Stated task:
The entries need to be copied exactly.

Stored data:
## start
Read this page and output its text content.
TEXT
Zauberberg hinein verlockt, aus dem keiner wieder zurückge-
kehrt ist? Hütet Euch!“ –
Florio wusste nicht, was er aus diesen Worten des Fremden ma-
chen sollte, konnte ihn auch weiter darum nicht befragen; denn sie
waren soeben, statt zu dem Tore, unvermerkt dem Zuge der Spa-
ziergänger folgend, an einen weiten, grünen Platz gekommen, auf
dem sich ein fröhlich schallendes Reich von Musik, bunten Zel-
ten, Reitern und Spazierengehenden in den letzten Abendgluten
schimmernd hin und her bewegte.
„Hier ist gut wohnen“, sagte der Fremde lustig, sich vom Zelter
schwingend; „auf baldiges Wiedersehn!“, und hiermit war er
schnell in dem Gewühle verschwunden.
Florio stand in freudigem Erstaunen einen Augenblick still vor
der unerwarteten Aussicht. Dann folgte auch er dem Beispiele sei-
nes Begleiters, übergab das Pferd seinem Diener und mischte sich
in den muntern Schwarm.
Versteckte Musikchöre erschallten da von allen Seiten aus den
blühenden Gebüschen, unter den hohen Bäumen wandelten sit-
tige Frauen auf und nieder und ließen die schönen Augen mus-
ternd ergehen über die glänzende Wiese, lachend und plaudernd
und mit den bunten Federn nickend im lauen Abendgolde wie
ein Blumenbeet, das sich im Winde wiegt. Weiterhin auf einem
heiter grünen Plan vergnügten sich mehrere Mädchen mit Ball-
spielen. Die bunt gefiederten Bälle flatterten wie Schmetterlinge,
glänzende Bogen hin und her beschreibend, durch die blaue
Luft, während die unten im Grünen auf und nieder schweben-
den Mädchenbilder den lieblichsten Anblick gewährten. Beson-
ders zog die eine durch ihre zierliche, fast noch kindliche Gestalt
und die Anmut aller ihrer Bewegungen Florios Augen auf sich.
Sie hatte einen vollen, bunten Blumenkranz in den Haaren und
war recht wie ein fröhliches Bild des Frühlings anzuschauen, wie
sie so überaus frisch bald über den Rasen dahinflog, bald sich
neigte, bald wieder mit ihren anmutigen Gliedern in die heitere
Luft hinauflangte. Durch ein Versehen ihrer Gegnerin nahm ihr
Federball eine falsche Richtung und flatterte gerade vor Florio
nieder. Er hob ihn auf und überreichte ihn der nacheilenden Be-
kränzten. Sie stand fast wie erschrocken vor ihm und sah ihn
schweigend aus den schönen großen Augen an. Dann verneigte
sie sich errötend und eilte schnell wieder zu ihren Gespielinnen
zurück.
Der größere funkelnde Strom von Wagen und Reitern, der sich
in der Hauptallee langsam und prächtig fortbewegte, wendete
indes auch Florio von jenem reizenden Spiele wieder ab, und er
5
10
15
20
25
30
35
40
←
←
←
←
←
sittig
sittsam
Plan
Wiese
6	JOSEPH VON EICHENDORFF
## end
Output for this task:
Read this page and output its text content.
TEXT
Zauberberg hinein verlockt, aus dem keiner wieder zurückge-
kehrt ist? Hütet Euch!“ –
Florio wusste nicht, was er aus diesen Worten des Fremden ma-
chen sollte, konnte ihn auch weiter darum nicht befragen; denn sie
waren soeben, statt zu dem Tore, unvermerkt dem Zuge der Spa-
ziergänger folgend, an einen weiten, grünen Platz gekommen, auf
dem sich ein fröhlich schallendes Reich von Musik, bunten Zel-
ten, Reitern und Spazierengehenden in den letzten Abendgluten
schimmernd hin und her bewegte.
„Hier ist gut wohnen“, sagte der Fremde lustig, sich vom Zelter
schwingend; „auf baldiges Wiedersehn!“, und hiermit war er
schnell in dem Gewühle verschwunden.
Florio stand in freudigem Erstaunen einen Augenblick still vor
der unerwarteten Aussicht. Dann folgte auch er dem Beispiele sei-
nes Begleiters, übergab das Pferd seinem Diener und mischte sich
in den muntern Schwarm.
Versteckte Musikchöre erschallten da von allen Seiten aus den
blühenden Gebüschen, unter den hohen Bäumen wandelten sit-
tige Frauen auf und nieder und ließen die schönen Augen mus-
ternd ergehen über die glänzende Wiese, lachend und plaudernd
und mit den bunten Federn nickend im lauen Abendgolde wie
ein Blumenbeet, das sich im Winde wiegt. Weiterhin auf einem
heiter grünen Plan vergnügten sich mehrere Mädchen mit Ball-
spielen. Die bunt gefiederten Bälle flatterten wie Schmetterlinge,
glänzende Bogen hin und her beschreibend, durch die blaue
Luft, während die unten im Grünen auf und nieder schweben-
den Mädchenbilder den lieblichsten Anblick gewährten. Beson-
ders zog die eine durch ihre zierliche, fast noch kindliche Gestalt
und die Anmut aller ihrer Bewegungen Florios Augen auf sich.
Sie hatte einen vollen, bunten Blumenkranz in den Haaren und
war recht wie ein fröhliches Bild des Frühlings anzuschauen, wie
sie so überaus frisch bald über den Rasen dahinflog, bald sich
neigte, bald wieder mit ihren anmutigen Gliedern in die heitere
Luft hinauflangte. Durch ein Versehen ihrer Gegnerin nahm ihr
Federball eine falsche Richtung und flatterte gerade vor Florio
nieder. Er hob ihn auf und überreichte ihn der nacheilenden Be-
kränzten. Sie stand fast wie erschrocken vor ihm und sah ihn
schweigend aus den schönen großen Augen an. Dann verneigte
sie sich errötend und eilte schnell wieder zu ihren Gespielinnen
zurück.
Der größere funkelnde Strom von Wagen und Reitern, der sich
in der Hauptallee langsam und prächtig fortbewegte, wendete
indes auch Florio von jenem reizenden Spiele wieder ab, und er
5
10
15
20
25
30
35
40
←
←
←
←
←
sittig
sittsam
Plan
Wiese
6	JOSEPH VON EICHENDORFF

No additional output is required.